## Problem statement
Pick out every line that holds the string "curve" and copy it.

Dataset excerpt
— Begin —

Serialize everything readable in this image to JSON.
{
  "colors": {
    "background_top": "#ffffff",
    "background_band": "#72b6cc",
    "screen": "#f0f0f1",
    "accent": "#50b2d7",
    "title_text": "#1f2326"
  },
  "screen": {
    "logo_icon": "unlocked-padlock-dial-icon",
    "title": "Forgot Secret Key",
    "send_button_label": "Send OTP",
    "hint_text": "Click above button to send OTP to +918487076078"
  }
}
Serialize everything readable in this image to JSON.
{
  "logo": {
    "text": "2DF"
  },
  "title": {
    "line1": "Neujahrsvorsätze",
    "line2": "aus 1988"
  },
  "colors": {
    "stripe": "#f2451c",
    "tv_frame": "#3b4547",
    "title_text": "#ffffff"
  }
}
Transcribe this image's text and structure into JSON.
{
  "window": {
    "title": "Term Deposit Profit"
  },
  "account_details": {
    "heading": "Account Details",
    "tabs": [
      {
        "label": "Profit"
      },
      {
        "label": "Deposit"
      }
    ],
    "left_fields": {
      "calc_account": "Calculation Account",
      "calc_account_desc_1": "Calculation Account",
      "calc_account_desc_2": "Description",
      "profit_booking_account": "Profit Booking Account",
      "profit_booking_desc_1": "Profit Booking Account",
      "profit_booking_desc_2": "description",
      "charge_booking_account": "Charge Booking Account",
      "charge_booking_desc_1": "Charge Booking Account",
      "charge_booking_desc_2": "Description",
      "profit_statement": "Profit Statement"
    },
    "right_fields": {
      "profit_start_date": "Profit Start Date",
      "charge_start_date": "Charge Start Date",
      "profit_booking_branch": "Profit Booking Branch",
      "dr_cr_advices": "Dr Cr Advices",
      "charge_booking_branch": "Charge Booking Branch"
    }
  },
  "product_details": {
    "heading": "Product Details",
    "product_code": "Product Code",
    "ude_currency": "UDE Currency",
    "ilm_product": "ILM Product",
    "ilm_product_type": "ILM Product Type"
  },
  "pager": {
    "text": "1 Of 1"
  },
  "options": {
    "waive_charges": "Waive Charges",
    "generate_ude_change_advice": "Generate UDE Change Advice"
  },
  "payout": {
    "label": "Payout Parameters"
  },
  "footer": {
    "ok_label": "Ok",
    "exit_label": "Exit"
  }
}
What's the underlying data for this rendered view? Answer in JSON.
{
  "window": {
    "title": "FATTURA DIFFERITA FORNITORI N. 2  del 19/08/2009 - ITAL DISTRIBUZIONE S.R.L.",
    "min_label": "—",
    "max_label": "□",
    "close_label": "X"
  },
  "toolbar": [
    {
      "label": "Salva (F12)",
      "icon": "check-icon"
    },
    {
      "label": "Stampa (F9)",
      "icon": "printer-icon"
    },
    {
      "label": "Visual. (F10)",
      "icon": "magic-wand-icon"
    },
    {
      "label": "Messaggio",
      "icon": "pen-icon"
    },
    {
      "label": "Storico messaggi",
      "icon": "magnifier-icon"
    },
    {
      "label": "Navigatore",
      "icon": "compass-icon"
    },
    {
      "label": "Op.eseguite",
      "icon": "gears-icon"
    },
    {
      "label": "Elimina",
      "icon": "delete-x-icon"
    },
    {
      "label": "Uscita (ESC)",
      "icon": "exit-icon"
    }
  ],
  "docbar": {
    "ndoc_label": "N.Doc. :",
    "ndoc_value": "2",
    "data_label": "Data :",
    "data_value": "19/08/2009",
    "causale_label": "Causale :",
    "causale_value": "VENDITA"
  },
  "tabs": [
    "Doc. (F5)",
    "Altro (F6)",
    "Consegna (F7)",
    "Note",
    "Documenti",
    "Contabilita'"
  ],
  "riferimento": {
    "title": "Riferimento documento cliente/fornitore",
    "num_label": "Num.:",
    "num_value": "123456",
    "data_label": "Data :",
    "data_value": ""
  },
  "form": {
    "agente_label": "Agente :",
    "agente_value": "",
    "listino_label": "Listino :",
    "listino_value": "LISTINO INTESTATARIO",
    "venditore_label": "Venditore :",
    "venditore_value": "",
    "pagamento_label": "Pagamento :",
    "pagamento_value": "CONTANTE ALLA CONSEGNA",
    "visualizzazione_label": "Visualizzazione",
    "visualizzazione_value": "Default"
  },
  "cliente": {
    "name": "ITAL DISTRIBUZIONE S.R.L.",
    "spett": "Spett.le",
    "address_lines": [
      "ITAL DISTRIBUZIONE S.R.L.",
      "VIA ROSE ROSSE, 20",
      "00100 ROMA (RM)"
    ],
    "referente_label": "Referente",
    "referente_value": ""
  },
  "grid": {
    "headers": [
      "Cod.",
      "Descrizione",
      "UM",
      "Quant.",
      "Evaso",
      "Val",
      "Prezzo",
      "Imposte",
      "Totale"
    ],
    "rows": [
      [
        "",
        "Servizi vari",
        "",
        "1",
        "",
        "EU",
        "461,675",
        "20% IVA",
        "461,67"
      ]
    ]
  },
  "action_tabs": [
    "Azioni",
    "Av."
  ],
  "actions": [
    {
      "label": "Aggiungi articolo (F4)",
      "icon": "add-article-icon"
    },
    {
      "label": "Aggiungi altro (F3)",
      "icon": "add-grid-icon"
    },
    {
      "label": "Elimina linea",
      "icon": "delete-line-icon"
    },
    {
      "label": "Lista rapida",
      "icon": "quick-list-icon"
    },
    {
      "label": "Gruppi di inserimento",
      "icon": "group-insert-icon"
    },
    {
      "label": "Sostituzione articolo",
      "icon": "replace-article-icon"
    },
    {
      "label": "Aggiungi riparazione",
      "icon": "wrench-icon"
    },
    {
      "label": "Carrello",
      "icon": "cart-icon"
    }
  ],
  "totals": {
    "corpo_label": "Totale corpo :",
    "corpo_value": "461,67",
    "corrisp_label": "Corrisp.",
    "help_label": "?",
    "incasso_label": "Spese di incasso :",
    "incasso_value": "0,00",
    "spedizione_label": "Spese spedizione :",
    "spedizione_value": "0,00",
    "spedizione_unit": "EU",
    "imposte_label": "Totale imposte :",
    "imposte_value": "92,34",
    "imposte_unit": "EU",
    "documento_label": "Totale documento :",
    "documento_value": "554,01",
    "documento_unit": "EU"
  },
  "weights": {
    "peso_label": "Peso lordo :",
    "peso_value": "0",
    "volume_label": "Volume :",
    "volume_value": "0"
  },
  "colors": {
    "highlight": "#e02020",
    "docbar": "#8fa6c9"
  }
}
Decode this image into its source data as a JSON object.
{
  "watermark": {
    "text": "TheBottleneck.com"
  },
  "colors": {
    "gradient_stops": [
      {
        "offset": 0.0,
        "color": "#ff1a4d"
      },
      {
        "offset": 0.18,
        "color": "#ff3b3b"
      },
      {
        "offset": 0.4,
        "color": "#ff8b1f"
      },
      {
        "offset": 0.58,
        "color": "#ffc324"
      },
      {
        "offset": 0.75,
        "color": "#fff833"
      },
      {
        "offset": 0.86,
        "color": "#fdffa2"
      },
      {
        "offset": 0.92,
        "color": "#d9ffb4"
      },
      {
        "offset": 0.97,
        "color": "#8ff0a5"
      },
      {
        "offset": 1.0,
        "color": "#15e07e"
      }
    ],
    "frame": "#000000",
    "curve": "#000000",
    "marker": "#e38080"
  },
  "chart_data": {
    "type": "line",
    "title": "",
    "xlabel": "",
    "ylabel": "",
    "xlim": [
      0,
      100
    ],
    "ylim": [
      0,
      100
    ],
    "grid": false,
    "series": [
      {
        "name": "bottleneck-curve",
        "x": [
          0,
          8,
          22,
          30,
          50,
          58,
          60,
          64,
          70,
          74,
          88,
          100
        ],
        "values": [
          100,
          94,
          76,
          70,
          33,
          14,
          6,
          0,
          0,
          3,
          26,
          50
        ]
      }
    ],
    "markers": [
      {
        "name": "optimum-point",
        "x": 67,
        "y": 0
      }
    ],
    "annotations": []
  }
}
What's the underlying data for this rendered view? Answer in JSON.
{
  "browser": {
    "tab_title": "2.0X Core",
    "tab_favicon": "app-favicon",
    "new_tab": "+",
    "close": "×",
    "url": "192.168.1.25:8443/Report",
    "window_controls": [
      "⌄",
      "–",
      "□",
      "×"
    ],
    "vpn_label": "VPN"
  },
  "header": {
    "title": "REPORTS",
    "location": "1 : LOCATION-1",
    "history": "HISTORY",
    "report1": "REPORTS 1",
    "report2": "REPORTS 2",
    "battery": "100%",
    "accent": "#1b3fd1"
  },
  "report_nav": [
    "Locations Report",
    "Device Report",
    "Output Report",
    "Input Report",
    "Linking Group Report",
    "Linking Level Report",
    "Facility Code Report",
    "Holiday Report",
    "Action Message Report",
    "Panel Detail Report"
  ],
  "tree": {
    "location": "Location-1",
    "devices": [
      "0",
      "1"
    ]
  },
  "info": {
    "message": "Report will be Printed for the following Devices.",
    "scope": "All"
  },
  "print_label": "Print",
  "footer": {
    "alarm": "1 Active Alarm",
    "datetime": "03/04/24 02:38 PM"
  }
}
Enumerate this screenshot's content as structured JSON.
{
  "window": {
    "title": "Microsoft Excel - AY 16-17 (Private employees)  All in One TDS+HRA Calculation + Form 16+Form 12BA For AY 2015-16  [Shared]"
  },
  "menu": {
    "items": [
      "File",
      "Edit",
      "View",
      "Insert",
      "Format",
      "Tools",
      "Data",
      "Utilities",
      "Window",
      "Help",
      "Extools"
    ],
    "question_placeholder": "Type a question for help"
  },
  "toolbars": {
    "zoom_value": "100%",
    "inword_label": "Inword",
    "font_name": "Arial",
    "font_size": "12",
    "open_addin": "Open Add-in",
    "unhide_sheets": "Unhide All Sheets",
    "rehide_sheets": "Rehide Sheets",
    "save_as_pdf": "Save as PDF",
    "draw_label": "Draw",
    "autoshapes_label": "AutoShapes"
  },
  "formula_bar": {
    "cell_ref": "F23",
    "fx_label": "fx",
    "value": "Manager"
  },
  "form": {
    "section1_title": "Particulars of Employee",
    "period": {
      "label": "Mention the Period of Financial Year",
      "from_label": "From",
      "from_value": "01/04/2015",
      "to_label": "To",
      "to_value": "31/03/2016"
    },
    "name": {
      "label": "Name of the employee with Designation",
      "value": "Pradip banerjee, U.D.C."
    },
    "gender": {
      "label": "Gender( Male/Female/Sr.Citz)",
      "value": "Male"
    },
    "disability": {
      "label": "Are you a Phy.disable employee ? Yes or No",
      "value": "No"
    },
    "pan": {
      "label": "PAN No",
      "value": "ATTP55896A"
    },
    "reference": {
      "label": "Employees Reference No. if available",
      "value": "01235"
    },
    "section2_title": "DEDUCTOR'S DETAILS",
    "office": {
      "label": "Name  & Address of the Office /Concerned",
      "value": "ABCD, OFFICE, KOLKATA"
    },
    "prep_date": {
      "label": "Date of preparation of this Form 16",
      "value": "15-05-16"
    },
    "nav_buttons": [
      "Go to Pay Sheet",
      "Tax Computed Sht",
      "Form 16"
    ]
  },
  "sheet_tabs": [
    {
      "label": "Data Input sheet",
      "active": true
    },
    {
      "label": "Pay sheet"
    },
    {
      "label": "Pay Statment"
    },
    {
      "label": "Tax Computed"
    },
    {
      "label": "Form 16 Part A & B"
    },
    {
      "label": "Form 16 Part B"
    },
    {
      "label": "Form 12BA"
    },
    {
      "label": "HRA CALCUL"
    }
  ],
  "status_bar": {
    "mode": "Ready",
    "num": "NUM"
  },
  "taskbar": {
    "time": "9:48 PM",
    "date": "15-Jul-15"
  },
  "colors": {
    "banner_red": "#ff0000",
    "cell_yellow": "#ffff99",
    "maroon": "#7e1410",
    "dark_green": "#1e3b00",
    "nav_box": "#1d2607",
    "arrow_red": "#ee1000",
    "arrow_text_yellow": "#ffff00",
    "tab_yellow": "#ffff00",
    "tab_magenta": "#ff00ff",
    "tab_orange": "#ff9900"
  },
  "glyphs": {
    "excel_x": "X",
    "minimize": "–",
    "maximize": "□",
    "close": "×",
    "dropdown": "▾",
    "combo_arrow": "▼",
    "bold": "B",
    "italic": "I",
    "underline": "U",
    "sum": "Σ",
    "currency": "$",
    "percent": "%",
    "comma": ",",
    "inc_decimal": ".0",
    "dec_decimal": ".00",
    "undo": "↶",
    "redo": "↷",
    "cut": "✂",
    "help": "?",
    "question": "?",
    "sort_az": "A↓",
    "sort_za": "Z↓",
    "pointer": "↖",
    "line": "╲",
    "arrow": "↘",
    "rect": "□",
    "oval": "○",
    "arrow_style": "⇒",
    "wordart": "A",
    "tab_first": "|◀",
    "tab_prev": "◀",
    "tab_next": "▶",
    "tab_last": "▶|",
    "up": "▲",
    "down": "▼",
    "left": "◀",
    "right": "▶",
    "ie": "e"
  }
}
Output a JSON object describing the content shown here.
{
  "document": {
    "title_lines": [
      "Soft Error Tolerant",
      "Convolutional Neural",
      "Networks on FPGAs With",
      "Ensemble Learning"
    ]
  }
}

— End —

## Exercise solution
    "curve": "#000000",
        "name": "bottleneck-curve",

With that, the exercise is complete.